----- FRAGMENTO DEL DOCUMENTO

Reflexión

Cuando triunfó el nuevo material de escritura [el pergamino], los libros se transformaron en cuerpos habitados por palabras, pensamientos tatuados en la piel. (El infinito en un junco. Irene Vallejo).

jueves, 30 de octubre de 2014

Jaque mate. El Quijote apócrifo, Alonso Fernández de Avellaneda


A estas alturas -y a cualquiera otra- es incuestionable que Avellaneda se apoderó de don Quijote y Sancho haciendo de aquel un personaje abstracto, cuya vida  no creció a todo lo largo de aquella Segunda parte, y de este  un glotón rudo y pornográfico. La transformación no quedó solo ahí: ambos pasaron de una vida trashumante y campesina a urbanitas de facto.
A estas alturas -y a cualquiera otra- resulta evidente que Cervantes leyó el libro de Avellaneda y puso remedio a semejante apropiación como solo él sabía hacer, y en el capítulo LXXII de “su Quijote” en justa compensación toma posesión de Álvaro Tarfe caballero granadino invención de Avellaneda al que dota en su novela desde el primer hasta el último capítulo de especial  protagonismo  y gran afecto por don Quijote. Tan  singular maniobra, repito, solo podía hacerla alguien como Cervantes.
Recordemos como en la obra cervantina, don Quijote y Sancho ven llegar a un caballero acompañado de sus criados que le nombran como: don Álvaro Tarfe, y como don Quijote se dirige a él para reafirmar su personalidad frente a la de aquel que anda impreso en la segunda parte de la historia de Don Quijote de la Mancha, recién impresa y dada a la luz del mundo por un autor moderno (Cervantes, II, LXXII).

----------
----- LISTADO

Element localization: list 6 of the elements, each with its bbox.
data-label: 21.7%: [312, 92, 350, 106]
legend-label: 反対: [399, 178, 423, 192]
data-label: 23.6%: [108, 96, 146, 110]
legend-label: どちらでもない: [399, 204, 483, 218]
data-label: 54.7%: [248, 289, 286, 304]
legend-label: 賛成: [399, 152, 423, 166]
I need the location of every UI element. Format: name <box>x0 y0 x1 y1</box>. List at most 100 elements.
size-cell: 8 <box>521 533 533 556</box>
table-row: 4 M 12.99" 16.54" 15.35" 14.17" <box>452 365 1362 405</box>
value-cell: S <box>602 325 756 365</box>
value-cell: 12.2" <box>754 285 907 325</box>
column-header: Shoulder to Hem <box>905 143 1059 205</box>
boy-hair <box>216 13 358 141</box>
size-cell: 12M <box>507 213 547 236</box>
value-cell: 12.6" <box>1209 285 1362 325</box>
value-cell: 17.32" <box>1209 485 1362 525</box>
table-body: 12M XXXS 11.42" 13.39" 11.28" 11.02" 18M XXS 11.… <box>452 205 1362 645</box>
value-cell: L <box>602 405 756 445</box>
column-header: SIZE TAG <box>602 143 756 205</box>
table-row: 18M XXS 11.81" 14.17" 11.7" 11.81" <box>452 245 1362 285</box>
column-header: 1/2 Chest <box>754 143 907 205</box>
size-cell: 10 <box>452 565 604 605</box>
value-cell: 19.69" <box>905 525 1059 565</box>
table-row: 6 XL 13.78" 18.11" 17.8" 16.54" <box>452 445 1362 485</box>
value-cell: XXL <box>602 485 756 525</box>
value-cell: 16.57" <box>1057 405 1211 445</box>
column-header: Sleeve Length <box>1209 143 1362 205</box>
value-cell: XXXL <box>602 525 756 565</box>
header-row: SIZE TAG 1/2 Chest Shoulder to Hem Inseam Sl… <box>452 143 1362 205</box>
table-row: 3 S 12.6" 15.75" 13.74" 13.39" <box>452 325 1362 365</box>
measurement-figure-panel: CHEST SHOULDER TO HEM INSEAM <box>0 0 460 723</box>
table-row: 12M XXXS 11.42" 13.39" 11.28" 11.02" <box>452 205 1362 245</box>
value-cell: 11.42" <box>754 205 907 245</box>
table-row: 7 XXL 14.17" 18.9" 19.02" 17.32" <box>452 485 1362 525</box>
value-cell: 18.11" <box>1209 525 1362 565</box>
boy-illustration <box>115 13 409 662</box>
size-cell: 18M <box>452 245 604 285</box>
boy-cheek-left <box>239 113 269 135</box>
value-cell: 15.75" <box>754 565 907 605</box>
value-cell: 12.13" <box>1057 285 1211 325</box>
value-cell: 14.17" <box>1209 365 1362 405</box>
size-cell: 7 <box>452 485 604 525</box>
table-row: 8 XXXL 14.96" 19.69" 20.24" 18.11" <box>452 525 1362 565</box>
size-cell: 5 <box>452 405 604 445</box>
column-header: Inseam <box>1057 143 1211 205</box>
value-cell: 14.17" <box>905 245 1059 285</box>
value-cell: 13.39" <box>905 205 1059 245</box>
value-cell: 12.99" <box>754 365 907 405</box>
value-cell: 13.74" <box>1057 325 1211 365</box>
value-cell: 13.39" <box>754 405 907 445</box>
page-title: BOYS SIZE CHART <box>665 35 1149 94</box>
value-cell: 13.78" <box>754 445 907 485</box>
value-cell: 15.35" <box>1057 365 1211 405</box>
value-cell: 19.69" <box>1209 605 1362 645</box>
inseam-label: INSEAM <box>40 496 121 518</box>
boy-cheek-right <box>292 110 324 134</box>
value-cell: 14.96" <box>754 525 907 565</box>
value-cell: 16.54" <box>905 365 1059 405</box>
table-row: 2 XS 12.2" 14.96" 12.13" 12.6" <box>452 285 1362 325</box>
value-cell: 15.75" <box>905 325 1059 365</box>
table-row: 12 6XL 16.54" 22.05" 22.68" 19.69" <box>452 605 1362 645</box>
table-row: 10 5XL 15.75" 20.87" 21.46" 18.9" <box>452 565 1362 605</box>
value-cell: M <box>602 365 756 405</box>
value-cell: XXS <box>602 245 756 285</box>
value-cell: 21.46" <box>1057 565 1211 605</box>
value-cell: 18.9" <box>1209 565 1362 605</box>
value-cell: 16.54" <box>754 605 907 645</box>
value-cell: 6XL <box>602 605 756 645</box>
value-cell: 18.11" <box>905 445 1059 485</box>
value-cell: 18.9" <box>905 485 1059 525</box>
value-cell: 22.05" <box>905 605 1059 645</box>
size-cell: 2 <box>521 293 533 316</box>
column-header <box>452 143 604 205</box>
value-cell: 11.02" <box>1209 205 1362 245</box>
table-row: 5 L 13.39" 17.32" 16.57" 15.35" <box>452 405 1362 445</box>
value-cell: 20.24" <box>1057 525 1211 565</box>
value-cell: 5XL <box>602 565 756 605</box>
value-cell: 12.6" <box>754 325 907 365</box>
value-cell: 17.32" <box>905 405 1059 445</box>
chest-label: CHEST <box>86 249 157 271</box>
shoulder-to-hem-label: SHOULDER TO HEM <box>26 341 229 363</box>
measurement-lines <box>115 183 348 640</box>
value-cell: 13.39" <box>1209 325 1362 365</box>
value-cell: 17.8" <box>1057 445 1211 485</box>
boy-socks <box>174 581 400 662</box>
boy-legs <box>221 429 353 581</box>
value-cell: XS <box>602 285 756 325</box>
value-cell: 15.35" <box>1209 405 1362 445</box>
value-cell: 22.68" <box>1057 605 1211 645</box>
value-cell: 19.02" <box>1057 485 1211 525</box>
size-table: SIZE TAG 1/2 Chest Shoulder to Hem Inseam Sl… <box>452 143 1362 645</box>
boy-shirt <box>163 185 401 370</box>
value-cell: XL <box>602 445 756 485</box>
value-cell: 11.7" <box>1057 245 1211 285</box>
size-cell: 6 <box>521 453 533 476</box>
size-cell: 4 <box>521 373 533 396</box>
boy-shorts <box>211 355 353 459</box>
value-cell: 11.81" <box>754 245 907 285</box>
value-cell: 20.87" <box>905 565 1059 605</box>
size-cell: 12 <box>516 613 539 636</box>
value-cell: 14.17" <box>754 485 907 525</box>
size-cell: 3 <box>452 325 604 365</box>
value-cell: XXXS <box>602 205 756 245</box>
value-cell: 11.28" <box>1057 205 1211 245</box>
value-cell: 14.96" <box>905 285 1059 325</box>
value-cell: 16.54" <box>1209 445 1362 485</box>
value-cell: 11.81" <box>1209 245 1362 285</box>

----------

> **CONJUNTO DE TAREAS**
**1)** Según el artículo sobre el Quijote apócrifo, ¿en qué capítulo de su obra toma Cervantes posesión de Álvaro Tarfe?
**2)** Copia literalmente el fragmento del artículo sobre el Quijote apócrifo que va desde "jueves, 30 de" hasta "urbanitas de facto.", incluidas ambas.
El listado no tiene relación con el artículo sobre el Quijote apócrifo.

> **RESPUESTAS POR TAREA**
**1)** En el capítulo LXXII.

**2)**
jueves, 30 de octubre de 2014

Jaque mate. El Quijote apócrifo, Alonso Fernández de Avellaneda


A estas alturas -y a cualquiera otra- es incuestionable que Avellaneda se apoderó de don Quijote y Sancho haciendo de aquel un personaje abstracto, cuya vida  no creció a todo lo largo de aquella Segunda parte, y de este  un glotón rudo y pornográfico. La transformación no quedó solo ahí: ambos pasaron de una vida trashumante y campesina a urbanitas de facto.